━━━━━ GIVEN DATA
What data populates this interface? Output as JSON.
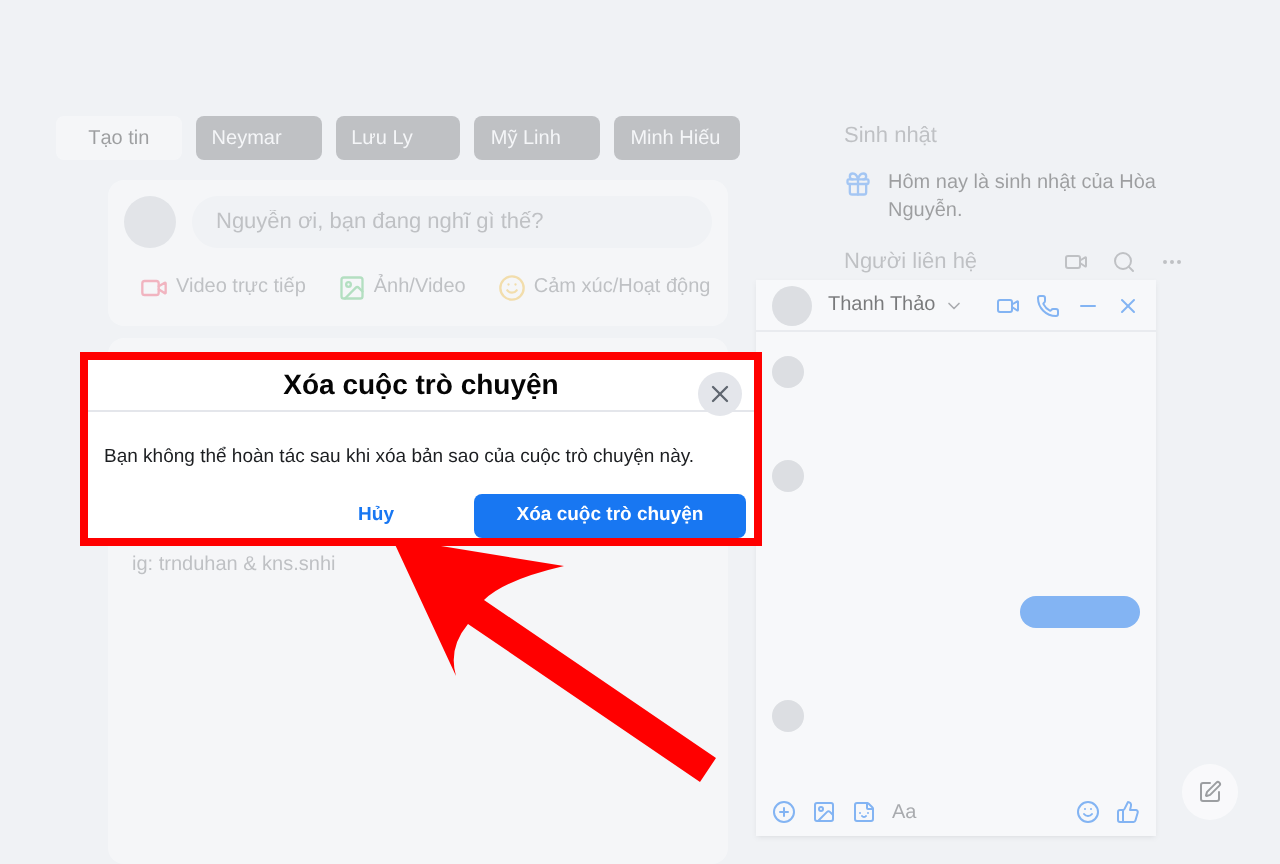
{
  "stories": [
    {
      "label": "Tạo tin",
      "kind": "create"
    },
    {
      "label": "Neymar",
      "kind": "story"
    },
    {
      "label": "Lưu Ly",
      "kind": "story"
    },
    {
      "label": "Mỹ Linh",
      "kind": "story"
    },
    {
      "label": "Minh Hiếu",
      "kind": "story"
    }
  ],
  "composer": {
    "placeholder": "Nguyễn ơi, bạn đang nghĩ gì thế?",
    "actions": [
      {
        "label": "Video trực tiếp",
        "kind": "live"
      },
      {
        "label": "Ảnh/Video",
        "kind": "photo"
      },
      {
        "label": "Cảm xúc/Hoạt động",
        "kind": "feeling"
      }
    ]
  },
  "post": {
    "caption": "ig: trnduhan & kns.snhi"
  },
  "birthdays": {
    "title": "Sinh nhật",
    "text": "Hôm nay là sinh nhật của Hòa Nguyễn."
  },
  "contacts": {
    "title": "Người liên hệ"
  },
  "chat": {
    "name": "Thanh Thảo",
    "placeholder": "Aa"
  },
  "dialog": {
    "title": "Xóa cuộc trò chuyện",
    "message": "Bạn không thể hoàn tác sau khi xóa bản sao của cuộc trò chuyện này.",
    "cancel": "Hủy",
    "confirm": "Xóa cuộc trò chuyện"
  }
}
━━━━━━━━━━
• EXERCISE AIM
Transcribe the full listing above exactly as it stands, minus the pictures.

• EXERCISE RESPONSE
What data populates this interface? Output as JSON.
{
  "stories": [
    {
      "label": "Tạo tin",
      "kind": "create"
    },
    {
      "label": "Neymar",
      "kind": "story"
    },
    {
      "label": "Lưu Ly",
      "kind": "story"
    },
    {
      "label": "Mỹ Linh",
      "kind": "story"
    },
    {
      "label": "Minh Hiếu",
      "kind": "story"
    }
  ],
  "composer": {
    "placeholder": "Nguyễn ơi, bạn đang nghĩ gì thế?",
    "actions": [
      {
        "label": "Video trực tiếp",
        "kind": "live"
      },
      {
        "label": "Ảnh/Video",
        "kind": "photo"
      },
      {
        "label": "Cảm xúc/Hoạt động",
        "kind": "feeling"
      }
    ]
  },
  "post": {
    "caption": "ig: trnduhan & kns.snhi"
  },
  "birthdays": {
    "title": "Sinh nhật",
    "text": "Hôm nay là sinh nhật của Hòa Nguyễn."
  },
  "contacts": {
    "title": "Người liên hệ"
  },
  "chat": {
    "name": "Thanh Thảo",
    "placeholder": "Aa"
  },
  "dialog": {
    "title": "Xóa cuộc trò chuyện",
    "message": "Bạn không thể hoàn tác sau khi xóa bản sao của cuộc trò chuyện này.",
    "cancel": "Hủy",
    "confirm": "Xóa cuộc trò chuyện"
  }
}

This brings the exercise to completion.